Chromium. Web page rendering using Blink, CC and scheduler

The Chromium engine from Google consists of a vast number of internal mechanisms, subsystems, and other engines. In this article, we will delve into the process of composing and rendering web pages directly on the screen, as well as get a little closer acquainted with the Blink engine, the composer (or, as it is also called, the content collator), and the task scheduler.

Web Page Parsing

First of all, let's remember how the rendering of a web page actually happens.

After receiving the HTML document, the browser parses it. Since HTML was originally developed to be compatible with the traditional XML structure, there are no interesting features for us at this stage. As a result of parsing, the browser obtains a hierarchical tree of objects - the DOM (Document Object Model).

As the browser goes through the structure of the HTML and parses it into the DOM, it encounters elements such as styles and JS scripts (both inline and as remote resources). Such elements require additional processing. JS script is parsed by the JavaScript engine into an AST structure and then is laid out in memory in the form of internal objects of the engine itself. Styles, on the other hand, are arranged into a cascading CSSOM tree. Inline styles of elements will also be added to this tree.

Having obtained the DOM and CSSOM, the browser now has the possibility to perform all the necessary calculations for the positioning and display of elements and, as a result, to construct a single Render Tree, based on which the graphics will be rendered directly on the screen.

PROMPT A: Repeat the records word for word from their start through the line with "The second end 30 is at (582, 238).", and leave the pictures out.
The records below have no connection to the Chromium article.

Dataset excerpts
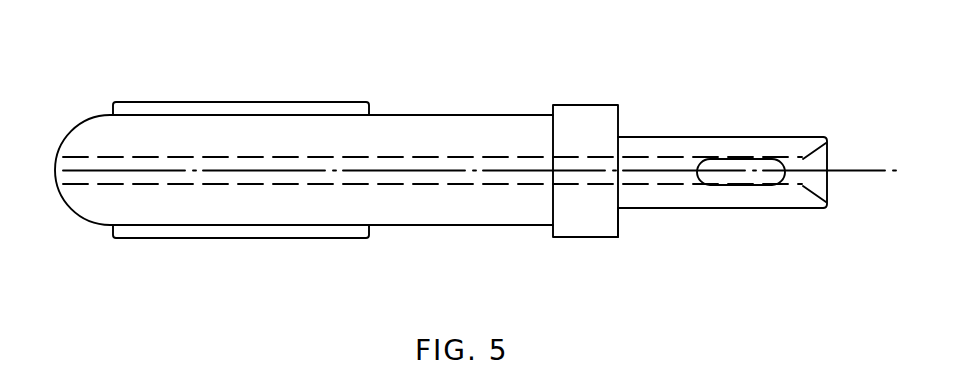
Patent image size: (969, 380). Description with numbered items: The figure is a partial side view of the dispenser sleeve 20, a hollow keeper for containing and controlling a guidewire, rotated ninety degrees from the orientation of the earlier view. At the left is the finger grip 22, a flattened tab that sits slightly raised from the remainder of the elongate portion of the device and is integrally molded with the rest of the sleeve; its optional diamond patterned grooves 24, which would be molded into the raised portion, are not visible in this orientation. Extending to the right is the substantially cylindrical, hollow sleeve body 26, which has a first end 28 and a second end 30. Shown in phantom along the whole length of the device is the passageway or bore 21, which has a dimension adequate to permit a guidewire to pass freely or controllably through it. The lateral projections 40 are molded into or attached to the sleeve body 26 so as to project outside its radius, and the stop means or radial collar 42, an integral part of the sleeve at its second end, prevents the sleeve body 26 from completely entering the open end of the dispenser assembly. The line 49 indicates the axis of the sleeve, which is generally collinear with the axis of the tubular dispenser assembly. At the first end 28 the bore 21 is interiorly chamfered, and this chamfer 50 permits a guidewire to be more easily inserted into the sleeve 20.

The dispenser sleeve 20 is at (660, 80).
The passageway or bore 21 is at (72, 163).
The finger grip 22 is at (186, 252).
The diamond patterned grooves 24 is at (282, 101).
The sleeve body 26 is at (695, 197).
The first end 28 is at (800, 134).
The second end 30 is at (582, 238).
The lateral projections 40 is at (745, 165).
The stop means or radial collar 42 is at (620, 225).
The axis line 49 is at (871, 175).
The chamfer 50 is at (827, 160).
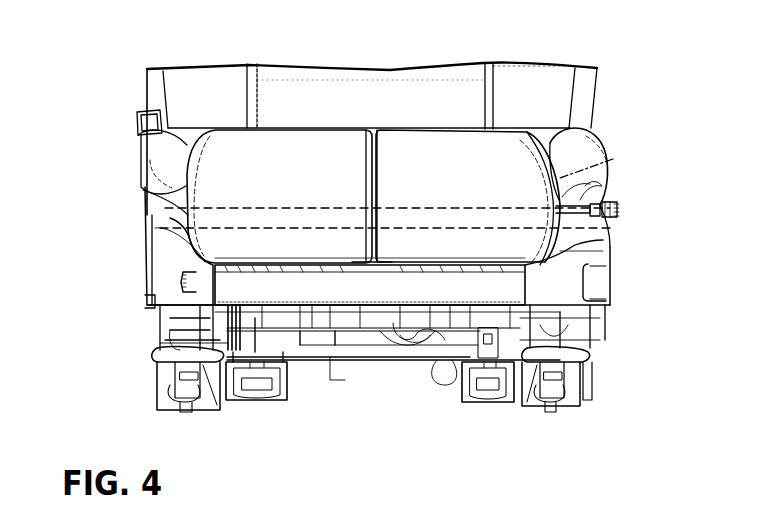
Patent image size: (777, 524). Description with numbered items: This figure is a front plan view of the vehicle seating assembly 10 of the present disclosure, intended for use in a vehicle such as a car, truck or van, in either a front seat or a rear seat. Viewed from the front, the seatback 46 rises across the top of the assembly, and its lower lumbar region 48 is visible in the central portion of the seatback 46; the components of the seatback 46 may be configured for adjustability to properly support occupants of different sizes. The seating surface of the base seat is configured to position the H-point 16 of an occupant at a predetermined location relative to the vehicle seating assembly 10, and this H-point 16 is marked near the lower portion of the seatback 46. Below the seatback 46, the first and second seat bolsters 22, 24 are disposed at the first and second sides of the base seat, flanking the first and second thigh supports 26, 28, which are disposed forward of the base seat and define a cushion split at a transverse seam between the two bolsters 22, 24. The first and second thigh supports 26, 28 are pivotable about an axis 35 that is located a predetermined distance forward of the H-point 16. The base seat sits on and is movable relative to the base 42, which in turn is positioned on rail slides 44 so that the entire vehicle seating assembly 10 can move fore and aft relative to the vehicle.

The vehicle seating assembly 10 is at (637, 92).
The H-point 16 is at (367, 107).
The first seat bolster 22 is at (155, 165).
The second seat bolster 24 is at (580, 147).
The first thigh support 26 is at (288, 190).
The second thigh support 28 is at (458, 190).
The axis 35 is at (613, 159).
The base 42 is at (593, 255).
The rail slides 44 is at (170, 382).
The seatback 46 is at (537, 93).
The lower lumbar region 48 is at (442, 110).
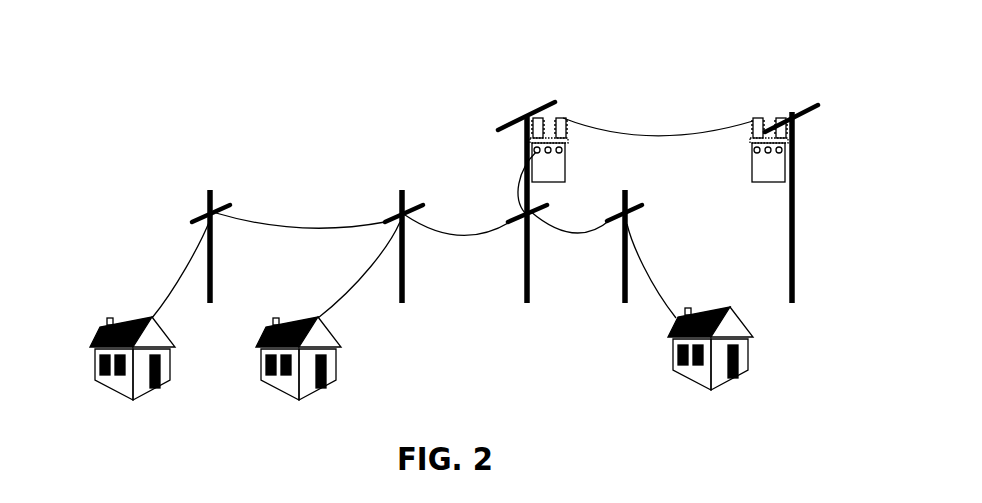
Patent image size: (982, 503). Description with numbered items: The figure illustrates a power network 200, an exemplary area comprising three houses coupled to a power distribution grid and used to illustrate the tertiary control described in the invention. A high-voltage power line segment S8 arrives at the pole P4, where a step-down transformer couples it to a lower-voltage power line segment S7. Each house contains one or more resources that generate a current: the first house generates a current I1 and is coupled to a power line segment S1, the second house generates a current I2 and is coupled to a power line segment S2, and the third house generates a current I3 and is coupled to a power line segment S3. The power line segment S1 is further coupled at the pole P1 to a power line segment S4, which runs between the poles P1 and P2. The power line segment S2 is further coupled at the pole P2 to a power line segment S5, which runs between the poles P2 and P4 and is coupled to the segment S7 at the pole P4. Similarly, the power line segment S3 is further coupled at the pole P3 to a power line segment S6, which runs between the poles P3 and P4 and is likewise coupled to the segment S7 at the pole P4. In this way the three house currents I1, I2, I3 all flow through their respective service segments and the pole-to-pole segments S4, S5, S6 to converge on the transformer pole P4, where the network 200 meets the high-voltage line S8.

The power network 200 is at (121, 80).
The pole P1 is at (198, 184).
The pole P2 is at (390, 177).
The pole P3 is at (664, 200).
The pole P4 is at (510, 80).
The power line segment S1 is at (181, 269).
The power line segment S2 is at (359, 270).
The power line segment S3 is at (651, 271).
The power line segment S4 is at (300, 214).
The power line segment S5 is at (457, 221).
The power line segment S6 is at (570, 220).
The power line segment S7 is at (515, 182).
The high-voltage power line segment S8 is at (658, 127).
The current I1 is at (135, 370).
The current I2 is at (302, 370).
The current I3 is at (715, 354).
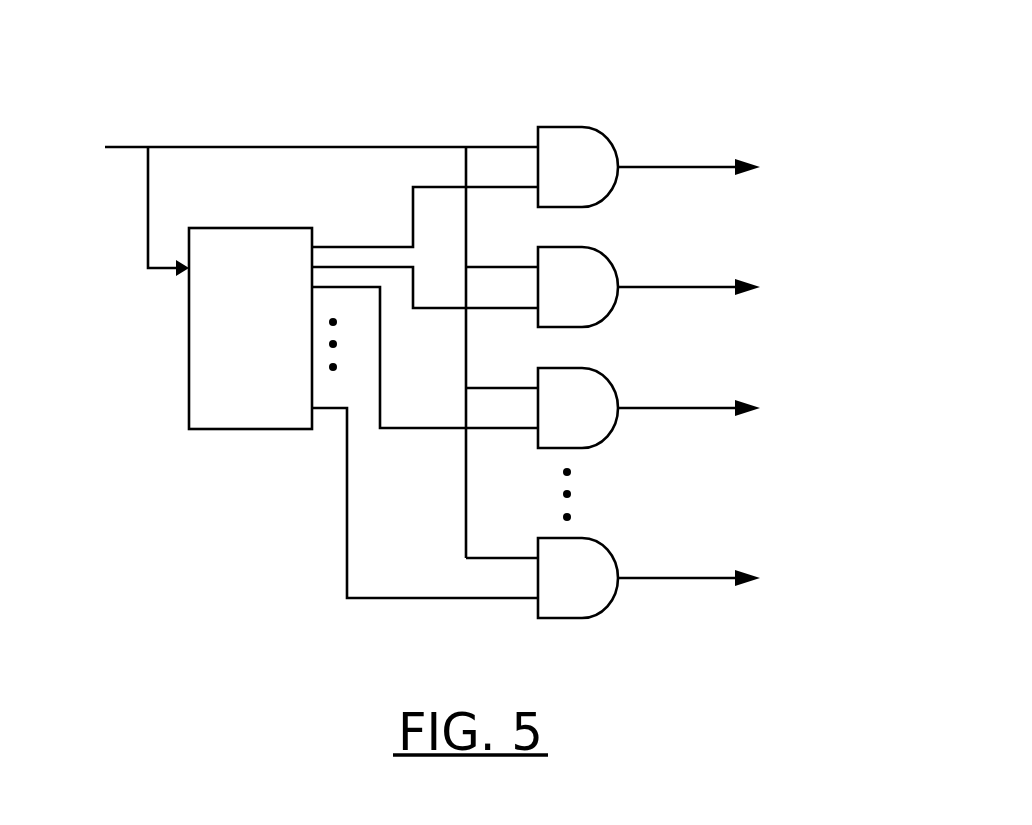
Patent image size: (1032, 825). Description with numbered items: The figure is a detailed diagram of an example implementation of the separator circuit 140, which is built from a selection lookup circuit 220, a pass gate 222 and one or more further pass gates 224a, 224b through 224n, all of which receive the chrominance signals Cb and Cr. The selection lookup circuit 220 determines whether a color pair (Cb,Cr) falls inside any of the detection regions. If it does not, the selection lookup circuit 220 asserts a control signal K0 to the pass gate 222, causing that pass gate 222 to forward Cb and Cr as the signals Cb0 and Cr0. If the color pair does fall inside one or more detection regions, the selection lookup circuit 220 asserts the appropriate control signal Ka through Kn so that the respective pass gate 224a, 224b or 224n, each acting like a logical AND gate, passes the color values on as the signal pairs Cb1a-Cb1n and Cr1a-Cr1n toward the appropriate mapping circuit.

PROMPT B: Reproduce the Chromium rendering article word for word, from "Chromium. Web page" to "the task scheduler.".

FINISHED ANSWER A:
Patent image size: (969, 380). Description with numbered items: The figure is a partial side view of the dispenser sleeve 20, a hollow keeper for containing and controlling a guidewire, rotated ninety degrees from the orientation of the earlier view. At the left is the finger grip 22, a flattened tab that sits slightly raised from the remainder of the elongate portion of the device and is integrally molded with the rest of the sleeve; its optional diamond patterned grooves 24, which would be molded into the raised portion, are not visible in this orientation. Extending to the right is the substantially cylindrical, hollow sleeve body 26, which has a first end 28 and a second end 30. Shown in phantom along the whole length of the device is the passageway or bore 21, which has a dimension adequate to permit a guidewire to pass freely or controllably through it. The lateral projections 40 are molded into or attached to the sleeve body 26 so as to project outside its radius, and the stop means or radial collar 42, an integral part of the sleeve at its second end, prevents the sleeve body 26 from completely entering the open end of the dispenser assembly. The line 49 indicates the axis of the sleeve, which is generally collinear with the axis of the tubular dispenser assembly. At the first end 28 the bore 21 is interiorly chamfered, and this chamfer 50 permits a guidewire to be more easily inserted into the sleeve 20.

The dispenser sleeve 20 is at (660, 80).
The passageway or bore 21 is at (72, 163).
The finger grip 22 is at (186, 252).
The diamond patterned grooves 24 is at (282, 101).
The sleeve body 26 is at (695, 197).
The first end 28 is at (800, 134).
The second end 30 is at (582, 238).

FINISHED ANSWER B:
Chromium. Web page rendering using Blink, CC and scheduler

The Chromium engine from Google consists of a vast number of internal mechanisms, subsystems, and other engines. In this article, we will delve into the process of composing and rendering web pages directly on the screen, as well as get a little closer acquainted with the Blink engine, the composer (or, as it is also called, the content collator), and the task scheduler.